* Begin INFORMATION SUPPLIED *

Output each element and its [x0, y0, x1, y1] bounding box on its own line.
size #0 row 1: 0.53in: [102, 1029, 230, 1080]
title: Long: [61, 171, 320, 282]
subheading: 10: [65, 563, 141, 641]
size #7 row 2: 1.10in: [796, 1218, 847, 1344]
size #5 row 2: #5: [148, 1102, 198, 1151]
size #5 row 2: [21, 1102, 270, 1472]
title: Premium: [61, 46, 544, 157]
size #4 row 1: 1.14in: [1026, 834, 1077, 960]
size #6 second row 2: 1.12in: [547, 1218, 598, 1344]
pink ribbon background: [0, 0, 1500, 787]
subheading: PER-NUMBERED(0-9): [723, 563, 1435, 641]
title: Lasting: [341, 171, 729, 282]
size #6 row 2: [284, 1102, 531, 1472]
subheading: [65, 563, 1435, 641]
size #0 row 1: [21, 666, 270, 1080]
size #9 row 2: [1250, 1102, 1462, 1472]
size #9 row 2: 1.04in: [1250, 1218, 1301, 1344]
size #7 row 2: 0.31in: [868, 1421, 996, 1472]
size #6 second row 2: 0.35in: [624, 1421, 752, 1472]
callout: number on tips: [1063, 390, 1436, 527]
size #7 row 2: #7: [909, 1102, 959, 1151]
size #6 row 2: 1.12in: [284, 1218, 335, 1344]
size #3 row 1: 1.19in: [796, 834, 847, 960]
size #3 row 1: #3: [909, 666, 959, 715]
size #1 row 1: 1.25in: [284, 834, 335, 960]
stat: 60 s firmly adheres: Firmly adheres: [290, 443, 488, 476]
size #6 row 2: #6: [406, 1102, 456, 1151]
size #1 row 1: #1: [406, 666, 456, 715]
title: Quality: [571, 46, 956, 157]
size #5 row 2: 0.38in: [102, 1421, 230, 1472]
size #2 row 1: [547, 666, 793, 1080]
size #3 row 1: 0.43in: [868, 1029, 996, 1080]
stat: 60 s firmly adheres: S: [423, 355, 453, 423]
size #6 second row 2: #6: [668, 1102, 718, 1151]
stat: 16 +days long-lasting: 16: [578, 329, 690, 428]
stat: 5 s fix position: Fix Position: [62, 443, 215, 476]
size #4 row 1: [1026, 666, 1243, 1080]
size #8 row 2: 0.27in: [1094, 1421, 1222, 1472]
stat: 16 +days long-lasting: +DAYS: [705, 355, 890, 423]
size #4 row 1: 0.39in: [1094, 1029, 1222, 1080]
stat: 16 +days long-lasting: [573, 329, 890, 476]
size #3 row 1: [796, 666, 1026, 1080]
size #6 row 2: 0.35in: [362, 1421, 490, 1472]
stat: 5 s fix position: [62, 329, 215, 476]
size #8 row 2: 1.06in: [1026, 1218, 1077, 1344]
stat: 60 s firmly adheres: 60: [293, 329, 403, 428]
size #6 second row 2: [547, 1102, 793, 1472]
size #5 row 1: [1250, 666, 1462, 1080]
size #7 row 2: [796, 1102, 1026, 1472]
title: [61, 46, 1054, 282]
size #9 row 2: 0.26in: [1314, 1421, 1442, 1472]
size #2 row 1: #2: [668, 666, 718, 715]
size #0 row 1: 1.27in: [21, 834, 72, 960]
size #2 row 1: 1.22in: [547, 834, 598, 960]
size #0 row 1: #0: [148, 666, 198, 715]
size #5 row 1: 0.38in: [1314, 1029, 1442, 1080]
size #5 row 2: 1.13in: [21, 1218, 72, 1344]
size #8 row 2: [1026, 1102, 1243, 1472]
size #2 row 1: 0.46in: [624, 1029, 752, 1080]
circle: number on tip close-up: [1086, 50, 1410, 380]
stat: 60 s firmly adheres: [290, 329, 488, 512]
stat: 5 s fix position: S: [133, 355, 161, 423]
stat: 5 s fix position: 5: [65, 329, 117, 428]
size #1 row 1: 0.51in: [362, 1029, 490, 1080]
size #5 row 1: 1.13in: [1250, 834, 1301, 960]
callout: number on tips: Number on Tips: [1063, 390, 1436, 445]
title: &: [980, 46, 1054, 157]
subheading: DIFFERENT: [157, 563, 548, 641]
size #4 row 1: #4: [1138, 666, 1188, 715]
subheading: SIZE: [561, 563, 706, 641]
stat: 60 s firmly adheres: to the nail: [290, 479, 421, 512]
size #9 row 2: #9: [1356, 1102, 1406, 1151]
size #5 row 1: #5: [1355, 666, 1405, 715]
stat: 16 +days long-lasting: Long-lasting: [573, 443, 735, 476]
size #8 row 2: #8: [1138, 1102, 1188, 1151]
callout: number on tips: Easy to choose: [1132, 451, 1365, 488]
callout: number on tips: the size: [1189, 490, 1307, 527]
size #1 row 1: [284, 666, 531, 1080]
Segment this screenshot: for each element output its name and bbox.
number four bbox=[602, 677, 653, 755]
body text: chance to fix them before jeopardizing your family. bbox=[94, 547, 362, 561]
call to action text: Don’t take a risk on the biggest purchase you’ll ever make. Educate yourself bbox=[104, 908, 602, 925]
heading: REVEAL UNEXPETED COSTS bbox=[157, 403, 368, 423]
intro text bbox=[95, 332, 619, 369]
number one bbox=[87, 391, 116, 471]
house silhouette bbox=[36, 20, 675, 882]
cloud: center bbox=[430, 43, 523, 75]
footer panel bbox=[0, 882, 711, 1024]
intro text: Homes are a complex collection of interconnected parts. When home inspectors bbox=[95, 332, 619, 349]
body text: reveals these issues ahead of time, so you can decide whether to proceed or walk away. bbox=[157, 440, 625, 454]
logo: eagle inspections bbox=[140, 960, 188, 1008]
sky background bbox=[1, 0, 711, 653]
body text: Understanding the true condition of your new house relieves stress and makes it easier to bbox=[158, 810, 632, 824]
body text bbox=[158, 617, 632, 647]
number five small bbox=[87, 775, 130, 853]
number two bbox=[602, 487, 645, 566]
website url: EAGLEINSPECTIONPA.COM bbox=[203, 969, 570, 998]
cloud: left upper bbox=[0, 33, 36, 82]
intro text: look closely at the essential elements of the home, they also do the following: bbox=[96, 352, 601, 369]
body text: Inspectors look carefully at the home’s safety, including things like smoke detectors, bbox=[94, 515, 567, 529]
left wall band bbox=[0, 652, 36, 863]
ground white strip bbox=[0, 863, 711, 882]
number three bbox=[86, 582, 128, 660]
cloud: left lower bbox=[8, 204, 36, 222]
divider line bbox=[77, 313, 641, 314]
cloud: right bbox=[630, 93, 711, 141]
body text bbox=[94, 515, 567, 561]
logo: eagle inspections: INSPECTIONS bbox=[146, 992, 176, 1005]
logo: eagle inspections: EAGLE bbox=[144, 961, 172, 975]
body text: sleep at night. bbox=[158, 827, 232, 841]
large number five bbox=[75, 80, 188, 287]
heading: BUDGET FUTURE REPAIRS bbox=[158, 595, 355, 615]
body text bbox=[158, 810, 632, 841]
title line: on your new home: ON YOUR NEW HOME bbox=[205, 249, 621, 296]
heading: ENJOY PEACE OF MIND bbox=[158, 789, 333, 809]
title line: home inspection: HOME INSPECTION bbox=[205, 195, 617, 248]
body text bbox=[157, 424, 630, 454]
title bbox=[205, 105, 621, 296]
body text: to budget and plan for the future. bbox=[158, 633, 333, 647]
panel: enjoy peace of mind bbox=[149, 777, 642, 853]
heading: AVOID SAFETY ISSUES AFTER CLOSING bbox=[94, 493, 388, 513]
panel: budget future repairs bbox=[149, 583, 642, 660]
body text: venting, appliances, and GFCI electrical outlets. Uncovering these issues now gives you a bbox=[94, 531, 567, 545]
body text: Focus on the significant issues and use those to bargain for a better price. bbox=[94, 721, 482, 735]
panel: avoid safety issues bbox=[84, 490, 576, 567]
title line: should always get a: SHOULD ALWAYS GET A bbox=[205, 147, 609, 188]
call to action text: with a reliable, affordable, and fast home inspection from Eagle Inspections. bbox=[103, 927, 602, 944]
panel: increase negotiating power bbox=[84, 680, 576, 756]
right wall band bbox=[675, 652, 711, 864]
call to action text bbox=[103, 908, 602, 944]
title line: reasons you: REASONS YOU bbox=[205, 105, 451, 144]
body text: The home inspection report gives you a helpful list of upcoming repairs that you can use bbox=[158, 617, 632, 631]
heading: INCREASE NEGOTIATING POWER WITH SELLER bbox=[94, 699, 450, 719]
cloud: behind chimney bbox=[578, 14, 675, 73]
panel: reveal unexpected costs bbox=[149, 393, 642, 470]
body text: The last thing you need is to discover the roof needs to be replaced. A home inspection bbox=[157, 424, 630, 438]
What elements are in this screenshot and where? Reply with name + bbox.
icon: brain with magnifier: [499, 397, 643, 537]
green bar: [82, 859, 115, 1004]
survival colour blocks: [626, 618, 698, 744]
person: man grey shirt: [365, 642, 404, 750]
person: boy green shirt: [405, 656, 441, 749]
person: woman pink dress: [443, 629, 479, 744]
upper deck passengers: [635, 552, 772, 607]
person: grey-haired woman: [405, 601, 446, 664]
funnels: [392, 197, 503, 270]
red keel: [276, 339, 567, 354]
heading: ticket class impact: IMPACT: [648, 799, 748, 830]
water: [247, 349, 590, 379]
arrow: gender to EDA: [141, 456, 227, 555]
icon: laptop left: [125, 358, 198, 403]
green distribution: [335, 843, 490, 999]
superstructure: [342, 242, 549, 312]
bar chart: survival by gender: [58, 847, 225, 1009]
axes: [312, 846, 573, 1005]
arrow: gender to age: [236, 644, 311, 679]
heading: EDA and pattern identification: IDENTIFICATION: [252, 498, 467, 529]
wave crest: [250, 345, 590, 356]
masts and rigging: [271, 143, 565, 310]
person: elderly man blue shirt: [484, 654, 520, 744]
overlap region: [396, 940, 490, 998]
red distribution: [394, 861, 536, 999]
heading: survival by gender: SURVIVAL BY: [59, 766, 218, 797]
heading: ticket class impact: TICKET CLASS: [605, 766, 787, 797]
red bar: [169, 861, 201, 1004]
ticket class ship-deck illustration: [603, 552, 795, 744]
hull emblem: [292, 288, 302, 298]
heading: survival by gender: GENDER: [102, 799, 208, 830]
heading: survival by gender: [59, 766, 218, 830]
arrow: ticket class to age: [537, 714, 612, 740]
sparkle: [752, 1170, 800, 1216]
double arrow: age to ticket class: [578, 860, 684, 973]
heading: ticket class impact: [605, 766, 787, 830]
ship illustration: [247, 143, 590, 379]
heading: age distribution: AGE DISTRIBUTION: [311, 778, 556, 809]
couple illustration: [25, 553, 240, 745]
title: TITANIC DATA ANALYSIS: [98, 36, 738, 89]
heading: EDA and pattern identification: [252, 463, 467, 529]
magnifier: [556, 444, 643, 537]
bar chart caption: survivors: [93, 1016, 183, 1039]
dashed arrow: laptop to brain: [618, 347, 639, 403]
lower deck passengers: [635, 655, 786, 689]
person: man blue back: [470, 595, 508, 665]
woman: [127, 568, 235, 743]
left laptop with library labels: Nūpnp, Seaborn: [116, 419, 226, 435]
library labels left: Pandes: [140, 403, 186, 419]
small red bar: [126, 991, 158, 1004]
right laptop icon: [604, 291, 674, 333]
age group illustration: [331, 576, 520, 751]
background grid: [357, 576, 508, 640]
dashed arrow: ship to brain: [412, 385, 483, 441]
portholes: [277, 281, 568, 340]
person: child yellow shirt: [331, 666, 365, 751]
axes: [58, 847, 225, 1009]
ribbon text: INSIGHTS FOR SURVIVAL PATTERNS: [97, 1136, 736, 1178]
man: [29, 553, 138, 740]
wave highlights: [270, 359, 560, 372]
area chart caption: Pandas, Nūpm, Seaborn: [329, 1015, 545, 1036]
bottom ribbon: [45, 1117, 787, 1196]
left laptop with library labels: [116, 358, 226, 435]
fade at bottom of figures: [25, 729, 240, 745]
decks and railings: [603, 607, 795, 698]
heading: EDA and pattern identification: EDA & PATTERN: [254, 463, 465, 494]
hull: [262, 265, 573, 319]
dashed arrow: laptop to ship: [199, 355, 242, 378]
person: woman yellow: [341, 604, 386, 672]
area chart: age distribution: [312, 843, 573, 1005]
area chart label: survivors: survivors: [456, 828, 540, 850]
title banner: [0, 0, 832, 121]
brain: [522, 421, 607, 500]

* End INFORMATION SUPPLIED *

WORK REQUIRED:
Output everything from the first line of the records down to the line containing "size #5 row 1: [1250, 666, 1462, 1080]", both included, as a Markdown table with the columns Row and Record line. Number each line in order and omit any blank lines.

THE SOLUTION:
| Row | Record line |
|---|---|
| 1 | Output each element and its [x0, y0, x1, y1] bounding box on its own line. |
| 2 | size #0 row 1: 0.53in: [102, 1029, 230, 1080] |
| 3 | title: Long: [61, 171, 320, 282] |
| 4 | subheading: 10: [65, 563, 141, 641] |
| 5 | size #7 row 2: 1.10in: [796, 1218, 847, 1344] |
| 6 | size #5 row 2: #5: [148, 1102, 198, 1151] |
| 7 | size #5 row 2: [21, 1102, 270, 1472] |
| 8 | title: Premium: [61, 46, 544, 157] |
| 9 | size #4 row 1: 1.14in: [1026, 834, 1077, 960] |
| 10 | size #6 second row 2: 1.12in: [547, 1218, 598, 1344] |
| 11 | pink ribbon background: [0, 0, 1500, 787] |
| 12 | subheading: PER-NUMBERED(0-9): [723, 563, 1435, 641] |
| 13 | title: Lasting: [341, 171, 729, 282] |
| 14 | size #6 row 2: [284, 1102, 531, 1472] |
| 15 | subheading: [65, 563, 1435, 641] |
| 16 | size #0 row 1: [21, 666, 270, 1080] |
| 17 | size #9 row 2: [1250, 1102, 1462, 1472] |
| 18 | size #9 row 2: 1.04in: [1250, 1218, 1301, 1344] |
| 19 | size #7 row 2: 0.31in: [868, 1421, 996, 1472] |
| 20 | size #6 second row 2: 0.35in: [624, 1421, 752, 1472] |
| 21 | callout: number on tips: [1063, 390, 1436, 527] |
| 22 | size #7 row 2: #7: [909, 1102, 959, 1151] |
| 23 | size #6 row 2: 1.12in: [284, 1218, 335, 1344] |
| 24 | size #3 row 1: 1.19in: [796, 834, 847, 960] |
| 25 | size #3 row 1: #3: [909, 666, 959, 715] |
| 26 | size #1 row 1: 1.25in: [284, 834, 335, 960] |
| 27 | stat: 60 s firmly adheres: Firmly adheres: [290, 443, 488, 476] |
| 28 | size #6 row 2: #6: [406, 1102, 456, 1151] |
| 29 | size #1 row 1: #1: [406, 666, 456, 715] |
| 30 | title: Quality: [571, 46, 956, 157] |
| 31 | size #5 row 2: 0.38in: [102, 1421, 230, 1472] |
| 32 | size #2 row 1: [547, 666, 793, 1080] |
| 33 | size #3 row 1: 0.43in: [868, 1029, 996, 1080] |
| 34 | stat: 60 s firmly adheres: S: [423, 355, 453, 423] |
| 35 | size #6 second row 2: #6: [668, 1102, 718, 1151] |
| 36 | stat: 16 +days long-lasting: 16: [578, 329, 690, 428] |
| 37 | stat: 5 s fix position: Fix Position: [62, 443, 215, 476] |
| 38 | size #4 row 1: [1026, 666, 1243, 1080] |
| 39 | size #8 row 2: 0.27in: [1094, 1421, 1222, 1472] |
| 40 | stat: 16 +days long-lasting: +DAYS: [705, 355, 890, 423] |
| 41 | size #4 row 1: 0.39in: [1094, 1029, 1222, 1080] |
| 42 | stat: 16 +days long-lasting: [573, 329, 890, 476] |
| 43 | size #3 row 1: [796, 666, 1026, 1080] |
| 44 | size #6 row 2: 0.35in: [362, 1421, 490, 1472] |
| 45 | stat: 5 s fix position: [62, 329, 215, 476] |
| 46 | size #8 row 2: 1.06in: [1026, 1218, 1077, 1344] |
| 47 | stat: 60 s firmly adheres: 60: [293, 329, 403, 428] |
| 48 | size #6 second row 2: [547, 1102, 793, 1472] |
| 49 | size #5 row 1: [1250, 666, 1462, 1080] |